- [Exercise instructions]
Restate, word for word, the run of lines that starts at the line containing "Convert this screenshot" and ends with the final line of the listing. Leave pictures out.

Records from a data collection
========================================================================
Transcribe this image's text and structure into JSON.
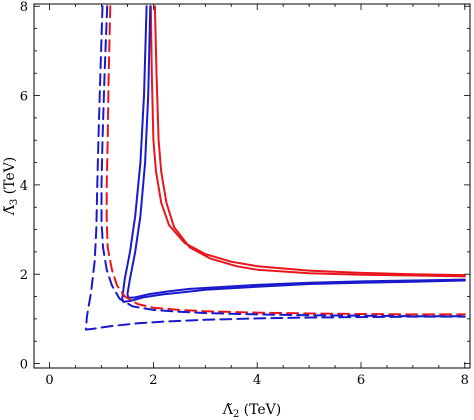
{
  "chart_data": {
    "type": "line",
    "xlabel": {
      "main": "Λ̃",
      "sub": "2",
      "unit": " (TeV)"
    },
    "ylabel": {
      "main": "Λ̃",
      "sub": "3",
      "unit": " (TeV)"
    },
    "xlim": [
      -0.3,
      8.1
    ],
    "ylim": [
      -0.1,
      8.05
    ],
    "xticks": [
      0,
      2,
      4,
      6,
      8
    ],
    "yticks": [
      0,
      2,
      4,
      6,
      8
    ],
    "grid": false,
    "series": [
      {
        "color": "#e8161c",
        "style": "solid",
        "points": [
          [
            1.95,
            8.0
          ],
          [
            1.97,
            6.5
          ],
          [
            2.0,
            5.0
          ],
          [
            2.05,
            4.3
          ],
          [
            2.15,
            3.6
          ],
          [
            2.3,
            3.1
          ],
          [
            2.6,
            2.7
          ],
          [
            3.0,
            2.45
          ],
          [
            3.5,
            2.28
          ],
          [
            4.0,
            2.18
          ],
          [
            5.0,
            2.08
          ],
          [
            6.0,
            2.03
          ],
          [
            7.0,
            2.0
          ],
          [
            8.0,
            1.98
          ]
        ]
      },
      {
        "color": "#e8161c",
        "style": "solid",
        "points": [
          [
            2.03,
            8.0
          ],
          [
            2.06,
            6.5
          ],
          [
            2.1,
            5.0
          ],
          [
            2.15,
            4.3
          ],
          [
            2.25,
            3.6
          ],
          [
            2.4,
            3.05
          ],
          [
            2.7,
            2.6
          ],
          [
            3.1,
            2.35
          ],
          [
            3.6,
            2.18
          ],
          [
            4.0,
            2.1
          ],
          [
            5.0,
            2.02
          ],
          [
            6.0,
            1.99
          ],
          [
            7.0,
            1.97
          ],
          [
            8.0,
            1.95
          ]
        ]
      },
      {
        "color": "#1a1acc",
        "style": "solid",
        "points": [
          [
            1.87,
            8.0
          ],
          [
            1.82,
            6.0
          ],
          [
            1.75,
            4.5
          ],
          [
            1.65,
            3.3
          ],
          [
            1.55,
            2.5
          ],
          [
            1.45,
            1.9
          ],
          [
            1.4,
            1.45
          ],
          [
            1.42,
            1.38
          ],
          [
            1.55,
            1.4
          ],
          [
            1.8,
            1.48
          ],
          [
            2.2,
            1.55
          ],
          [
            2.6,
            1.6
          ],
          [
            3.0,
            1.65
          ],
          [
            4.0,
            1.72
          ],
          [
            5.0,
            1.78
          ],
          [
            6.0,
            1.81
          ],
          [
            7.0,
            1.83
          ],
          [
            8.0,
            1.86
          ]
        ]
      },
      {
        "color": "#1a1acc",
        "style": "solid",
        "points": [
          [
            1.94,
            8.0
          ],
          [
            1.9,
            6.0
          ],
          [
            1.84,
            4.5
          ],
          [
            1.75,
            3.3
          ],
          [
            1.65,
            2.5
          ],
          [
            1.55,
            1.9
          ],
          [
            1.5,
            1.55
          ],
          [
            1.52,
            1.47
          ],
          [
            1.65,
            1.48
          ],
          [
            1.9,
            1.55
          ],
          [
            2.3,
            1.62
          ],
          [
            2.7,
            1.67
          ],
          [
            3.1,
            1.7
          ],
          [
            4.0,
            1.76
          ],
          [
            5.0,
            1.81
          ],
          [
            6.0,
            1.84
          ],
          [
            7.0,
            1.86
          ],
          [
            8.0,
            1.88
          ]
        ]
      },
      {
        "color": "#e8161c",
        "style": "dashed",
        "points": [
          [
            1.17,
            8.0
          ],
          [
            1.14,
            6.5
          ],
          [
            1.12,
            5.0
          ],
          [
            1.1,
            4.0
          ],
          [
            1.1,
            3.2
          ],
          [
            1.12,
            2.6
          ],
          [
            1.2,
            2.1
          ],
          [
            1.3,
            1.75
          ],
          [
            1.45,
            1.5
          ],
          [
            1.7,
            1.33
          ],
          [
            2.0,
            1.25
          ],
          [
            2.5,
            1.2
          ],
          [
            3.0,
            1.17
          ],
          [
            4.0,
            1.14
          ],
          [
            5.0,
            1.12
          ],
          [
            6.0,
            1.11
          ],
          [
            7.0,
            1.1
          ],
          [
            8.0,
            1.1
          ]
        ]
      },
      {
        "color": "#1a1acc",
        "style": "dashed",
        "points": [
          [
            1.11,
            8.0
          ],
          [
            1.06,
            6.5
          ],
          [
            1.02,
            5.0
          ],
          [
            1.0,
            4.0
          ],
          [
            1.0,
            3.2
          ],
          [
            1.03,
            2.6
          ],
          [
            1.1,
            2.1
          ],
          [
            1.2,
            1.75
          ],
          [
            1.35,
            1.45
          ],
          [
            1.6,
            1.28
          ],
          [
            2.0,
            1.2
          ],
          [
            2.5,
            1.16
          ],
          [
            3.0,
            1.13
          ],
          [
            4.0,
            1.1
          ],
          [
            5.0,
            1.08
          ],
          [
            6.0,
            1.07
          ],
          [
            7.0,
            1.06
          ],
          [
            8.0,
            1.06
          ]
        ]
      },
      {
        "color": "#1a1acc",
        "style": "dashed",
        "points": [
          [
            1.02,
            8.0
          ],
          [
            0.98,
            6.5
          ],
          [
            0.94,
            5.0
          ],
          [
            0.92,
            4.0
          ],
          [
            0.9,
            3.0
          ],
          [
            0.87,
            2.3
          ],
          [
            0.8,
            1.6
          ],
          [
            0.72,
            1.05
          ],
          [
            0.7,
            0.76
          ],
          [
            0.85,
            0.78
          ],
          [
            1.2,
            0.84
          ],
          [
            1.7,
            0.9
          ],
          [
            2.2,
            0.94
          ],
          [
            3.0,
            0.98
          ],
          [
            4.0,
            1.01
          ],
          [
            5.0,
            1.03
          ],
          [
            6.0,
            1.04
          ],
          [
            7.0,
            1.05
          ],
          [
            8.0,
            1.05
          ]
        ]
      }
    ]
  }
}
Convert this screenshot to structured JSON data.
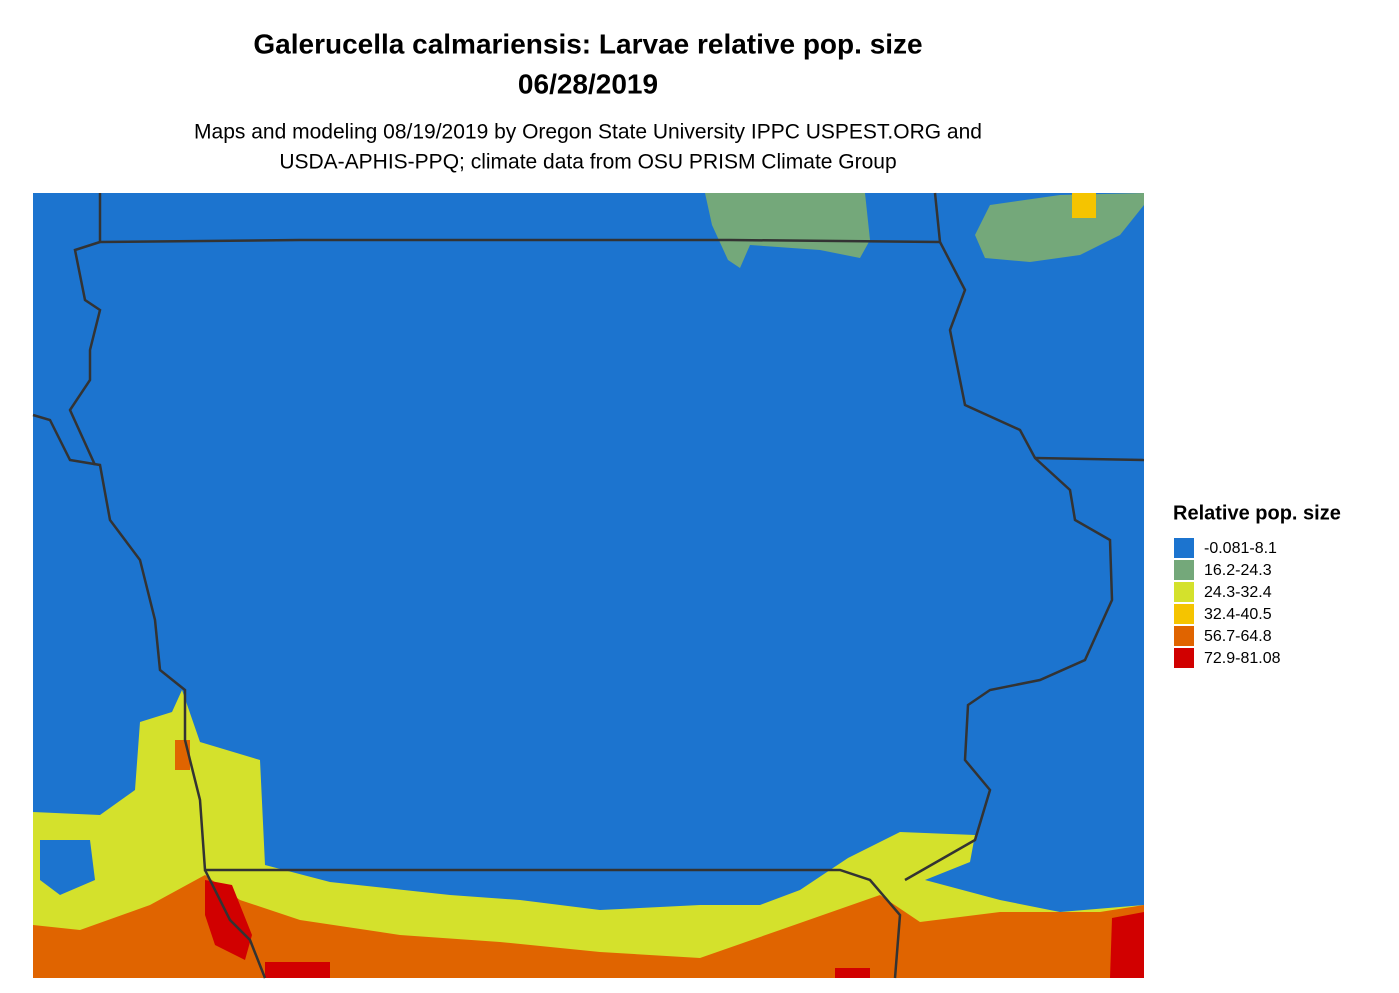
{
  "title": [
    "Galerucella calmariensis: Larvae relative pop. size",
    "06/28/2019"
  ],
  "subtitle": [
    "Maps and modeling 08/19/2019 by Oregon State University IPPC USPEST.ORG and",
    "USDA-APHIS-PPQ; climate data from OSU PRISM Climate Group"
  ],
  "legend": {
    "title": "Relative pop. size",
    "items": [
      {
        "label": "-0.081-8.1",
        "color": "#1c74cf"
      },
      {
        "label": "16.2-24.3",
        "color": "#74a87a"
      },
      {
        "label": "24.3-32.4",
        "color": "#d4e12c"
      },
      {
        "label": "32.4-40.5",
        "color": "#f5c400"
      },
      {
        "label": "56.7-64.8",
        "color": "#e06400"
      },
      {
        "label": "72.9-81.08",
        "color": "#d10000"
      }
    ]
  }
}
========================================================================
- [Answer to this exercise]
Convert this screenshot to structured JSON data.
{
  "title": [
    "Galerucella calmariensis: Larvae relative pop. size",
    "06/28/2019"
  ],
  "subtitle": [
    "Maps and modeling 08/19/2019 by Oregon State University IPPC USPEST.ORG and",
    "USDA-APHIS-PPQ; climate data from OSU PRISM Climate Group"
  ],
  "legend": {
    "title": "Relative pop. size",
    "items": [
      {
        "label": "-0.081-8.1",
        "color": "#1c74cf"
      },
      {
        "label": "16.2-24.3",
        "color": "#74a87a"
      },
      {
        "label": "24.3-32.4",
        "color": "#d4e12c"
      },
      {
        "label": "32.4-40.5",
        "color": "#f5c400"
      },
      {
        "label": "56.7-64.8",
        "color": "#e06400"
      },
      {
        "label": "72.9-81.08",
        "color": "#d10000"
      }
    ]
  }
}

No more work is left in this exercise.